Direction: Copy out word for word the lines of the listing below, from the line with "add-reaction-button[interactable]: + — [900, 287, 931, 307]" to the line with "comment-line: @haosdent Check", including both of those lines.

————————

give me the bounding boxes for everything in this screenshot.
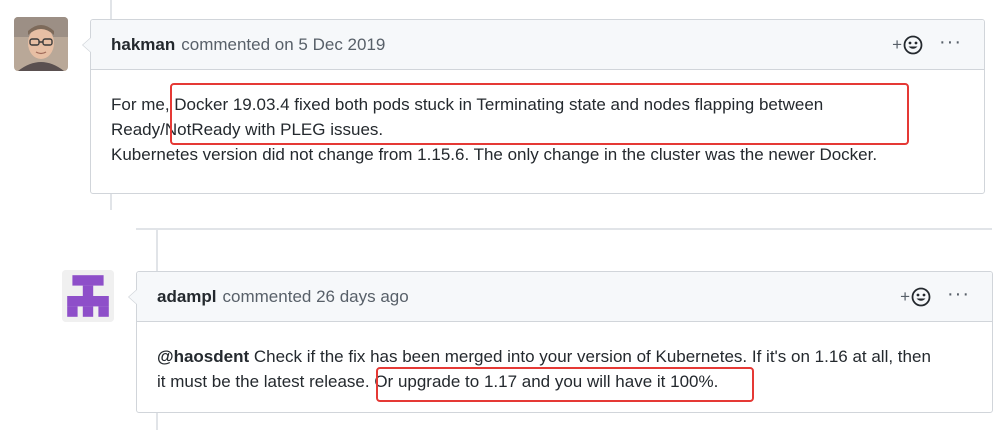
add-reaction-button[interactable]: + — [900, 287, 931, 307]
highlight-box-docker — [170, 83, 909, 145]
author-link[interactable]: adampl — [157, 287, 217, 307]
more-options-button[interactable]: ··· — [947, 284, 970, 310]
timeline-break — [136, 228, 992, 230]
add-reaction-button[interactable]: + — [892, 35, 923, 55]
comment-header: hakman commented on 5 Dec 2019 + ··· — [91, 20, 984, 70]
comment-line: @haosdent Check if the fix has been merg… — [157, 344, 992, 369]
comment-text: Check if the fix has been merged into yo… — [253, 347, 931, 366]
smiley-icon — [903, 35, 923, 55]
avatar-hakman[interactable] — [14, 17, 68, 71]
comment-actions: + ··· — [900, 272, 970, 322]
avatar-adampl[interactable] — [62, 270, 114, 322]
comment-header: adampl commented 26 days ago + ··· — [137, 272, 992, 322]
highlight-box-upgrade — [376, 367, 754, 402]
plus-label: + — [892, 35, 903, 54]
smiley-icon — [911, 287, 931, 307]
comment-actions: + ··· — [892, 20, 962, 70]
comment-timestamp[interactable]: commented 26 days ago — [223, 287, 409, 307]
comment-timestamp[interactable]: commented on 5 Dec 2019 — [181, 35, 385, 55]
plus-label: + — [900, 287, 911, 306]
more-options-button[interactable]: ··· — [939, 32, 962, 58]
mention-link[interactable]: @haosdent — [157, 347, 249, 366]
author-link[interactable]: hakman — [111, 35, 175, 55]
comment-line: Kubernetes version did not change from 1… — [111, 145, 878, 164]
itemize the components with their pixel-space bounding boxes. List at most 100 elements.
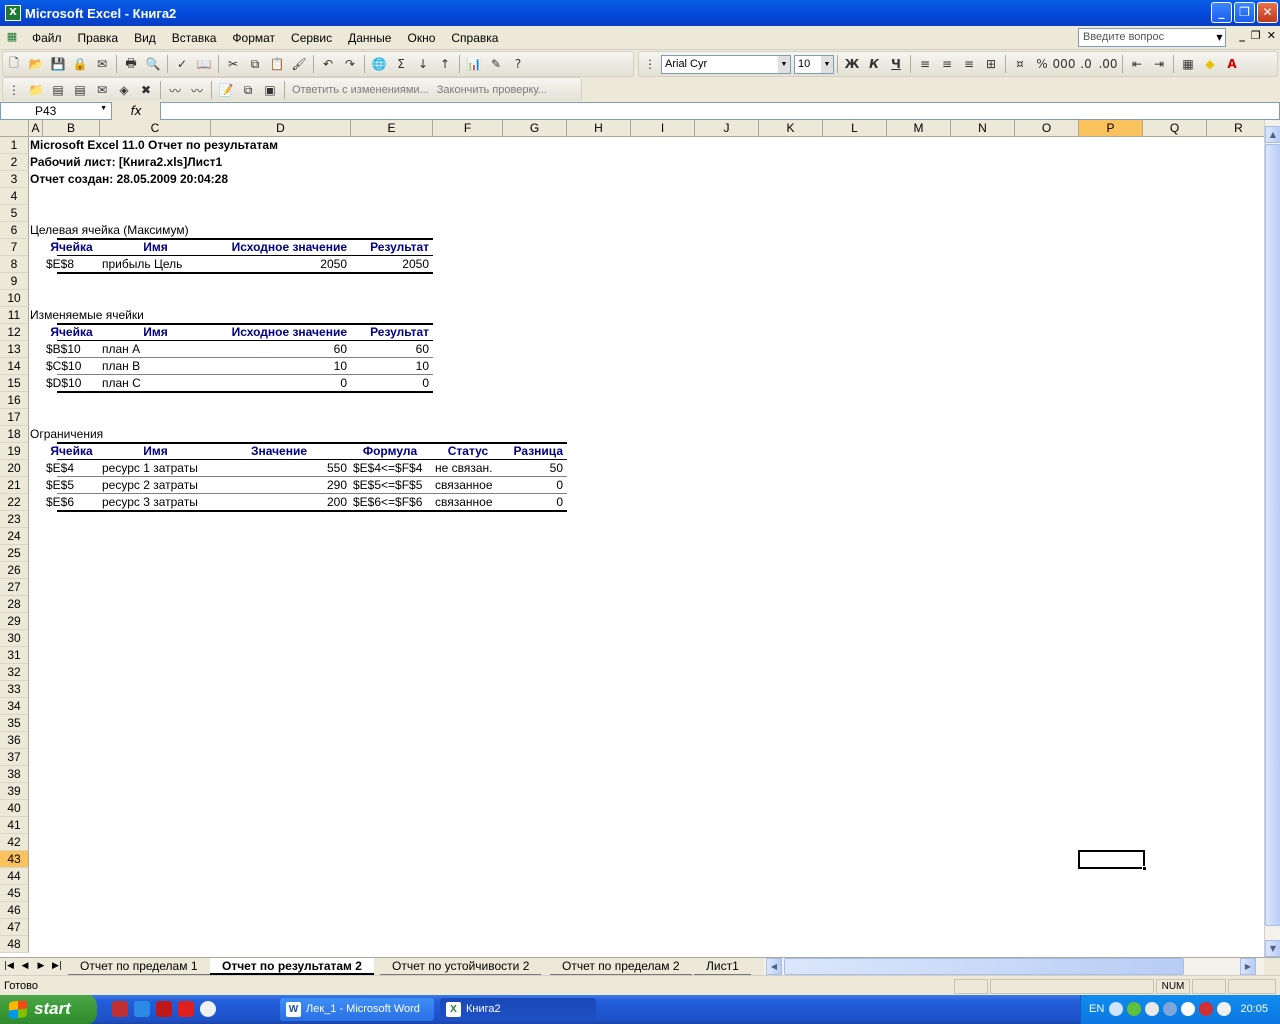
row-header[interactable]: 27 (0, 579, 29, 596)
horizontal-scroll-thumb[interactable] (784, 958, 1184, 975)
row-header[interactable]: 33 (0, 681, 29, 698)
scroll-up-icon[interactable]: ▲ (1265, 126, 1280, 143)
scroll-left-icon[interactable]: ◀ (766, 958, 782, 975)
ink-icon[interactable]: 〰 (164, 79, 186, 101)
review-icon[interactable]: ▤ (69, 79, 91, 101)
formula-input[interactable] (160, 101, 1280, 120)
doc-minimize-icon[interactable]: _ (1239, 29, 1245, 42)
research-icon[interactable]: 📖 (193, 53, 215, 75)
row-header[interactable]: 16 (0, 392, 29, 409)
row-header[interactable]: 31 (0, 647, 29, 664)
shapes-icon[interactable]: ◈ (113, 79, 135, 101)
table-cell[interactable]: ресурс 1 затраты (102, 460, 213, 477)
fill-handle[interactable] (1142, 866, 1147, 871)
sort-ascending-icon[interactable]: ↓ (412, 53, 434, 75)
row-header[interactable]: 4 (0, 188, 29, 205)
table-cell[interactable]: 60 (351, 341, 429, 358)
save-icon[interactable]: 💾 (47, 53, 69, 75)
font-size-select[interactable]: 10 ▼ (794, 54, 834, 74)
tray-expand-icon[interactable] (1109, 1002, 1123, 1016)
minimize-button[interactable]: _ (1211, 2, 1232, 23)
row-header[interactable]: 15 (0, 375, 29, 392)
column-header[interactable]: R (1207, 120, 1264, 137)
row-header[interactable]: 32 (0, 664, 29, 681)
column-header[interactable]: O (1015, 120, 1079, 137)
row-header[interactable]: 20 (0, 460, 29, 477)
table-cell[interactable]: $E$4<=$F$4 (353, 460, 439, 477)
table-cell[interactable]: $C$10 (46, 358, 97, 375)
row-header[interactable]: 14 (0, 358, 29, 375)
column-header[interactable]: L (823, 120, 887, 137)
row-header[interactable]: 45 (0, 885, 29, 902)
doc-restore-icon[interactable]: ❐ (1251, 29, 1261, 42)
doc-close-icon[interactable]: ✕ (1267, 29, 1276, 42)
align-center-icon[interactable]: ≡ (936, 53, 958, 75)
column-header[interactable]: K (759, 120, 823, 137)
redo-icon[interactable]: ↷ (339, 53, 361, 75)
tray-app-icon[interactable] (1199, 1002, 1213, 1016)
table-header[interactable]: Исходное значение (211, 239, 347, 256)
table-cell[interactable]: $E$6 (46, 494, 97, 511)
section-heading[interactable]: Ограничения (30, 426, 330, 443)
table-cell[interactable]: связанное (435, 494, 505, 511)
table-cell[interactable]: 200 (211, 494, 347, 511)
table-cell[interactable]: 10 (211, 358, 347, 375)
align-left-icon[interactable]: ≡ (914, 53, 936, 75)
table-header[interactable]: Исходное значение (211, 324, 347, 341)
table-header[interactable]: Формула (351, 443, 429, 460)
row-header[interactable]: 10 (0, 290, 29, 307)
row-header[interactable]: 2 (0, 154, 29, 171)
column-header[interactable]: N (951, 120, 1015, 137)
language-indicator[interactable]: EN (1089, 1003, 1104, 1015)
print-icon[interactable]: 🖶 (120, 53, 142, 75)
table-cell[interactable]: не связан. (435, 460, 505, 477)
table-cell[interactable]: план C (102, 375, 213, 392)
menu-data[interactable]: Данные (340, 31, 399, 45)
chevron-down-icon[interactable]: ▼ (778, 55, 790, 73)
scroll-down-icon[interactable]: ▼ (1265, 940, 1280, 957)
table-cell[interactable]: 50 (503, 460, 563, 477)
menu-insert[interactable]: Вставка (164, 31, 225, 45)
email-icon[interactable]: ✉ (91, 53, 113, 75)
media-player-icon[interactable] (200, 1001, 216, 1017)
close-button[interactable]: ✕ (1257, 2, 1278, 23)
row-header[interactable]: 21 (0, 477, 29, 494)
table-cell[interactable]: 10 (351, 358, 429, 375)
internet-explorer-icon[interactable] (134, 1001, 150, 1017)
align-right-icon[interactable]: ≡ (958, 53, 980, 75)
review-icon[interactable]: ▤ (47, 79, 69, 101)
autosum-icon[interactable]: Σ (390, 53, 412, 75)
merge-center-icon[interactable]: ⊞ (980, 53, 1002, 75)
opera-icon[interactable] (112, 1001, 128, 1017)
table-cell[interactable]: 2050 (211, 256, 347, 273)
undo-icon[interactable]: ↶ (317, 53, 339, 75)
row-header[interactable]: 26 (0, 562, 29, 579)
table-cell[interactable]: $E$5<=$F$5 (353, 477, 439, 494)
column-header[interactable]: Q (1143, 120, 1207, 137)
table-header[interactable]: Результат (351, 324, 429, 341)
column-header[interactable]: I (631, 120, 695, 137)
sort-descending-icon[interactable]: ↑ (434, 53, 456, 75)
acrobat-icon[interactable] (156, 1001, 172, 1017)
excel-app-icon[interactable]: X (5, 5, 21, 21)
chevron-down-icon[interactable]: ▼ (100, 105, 107, 112)
bold-button[interactable]: Ж (841, 53, 863, 75)
row-header[interactable]: 6 (0, 222, 29, 239)
row-header[interactable]: 7 (0, 239, 29, 256)
underline-button[interactable]: Ч (885, 53, 907, 75)
menu-format[interactable]: Формат (224, 31, 283, 45)
end-review-button[interactable]: Закончить проверку... (433, 84, 551, 96)
report-worksheet[interactable]: Рабочий лист: [Книга2.xls]Лист1 (30, 154, 430, 171)
column-header[interactable]: M (887, 120, 951, 137)
increase-indent-icon[interactable]: ⇥ (1148, 53, 1170, 75)
taskbar-item-excel[interactable]: X Книга2 (440, 998, 596, 1021)
column-header[interactable]: C (100, 120, 211, 137)
row-header[interactable]: 37 (0, 749, 29, 766)
compare-icon[interactable]: ⧉ (237, 79, 259, 101)
row-header[interactable]: 22 (0, 494, 29, 511)
borders-icon[interactable]: ▦ (1177, 53, 1199, 75)
maximize-button[interactable]: ❐ (1234, 2, 1255, 23)
row-header[interactable]: 39 (0, 783, 29, 800)
row-header[interactable]: 1 (0, 137, 29, 154)
active-cell-selection[interactable] (1078, 850, 1147, 871)
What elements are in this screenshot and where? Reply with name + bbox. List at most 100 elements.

————————

Correct response:
add-reaction-button[interactable]: + — [900, 287, 931, 307]
highlight-box-docker — [170, 83, 909, 145]
author-link[interactable]: adampl — [157, 287, 217, 307]
more-options-button[interactable]: ··· — [947, 284, 970, 310]
timeline-break — [136, 228, 992, 230]
add-reaction-button[interactable]: + — [892, 35, 923, 55]
comment-header: hakman commented on 5 Dec 2019 + ··· — [91, 20, 984, 70]
comment-line: @haosdent Check if the fix has been merg… — [157, 344, 992, 369]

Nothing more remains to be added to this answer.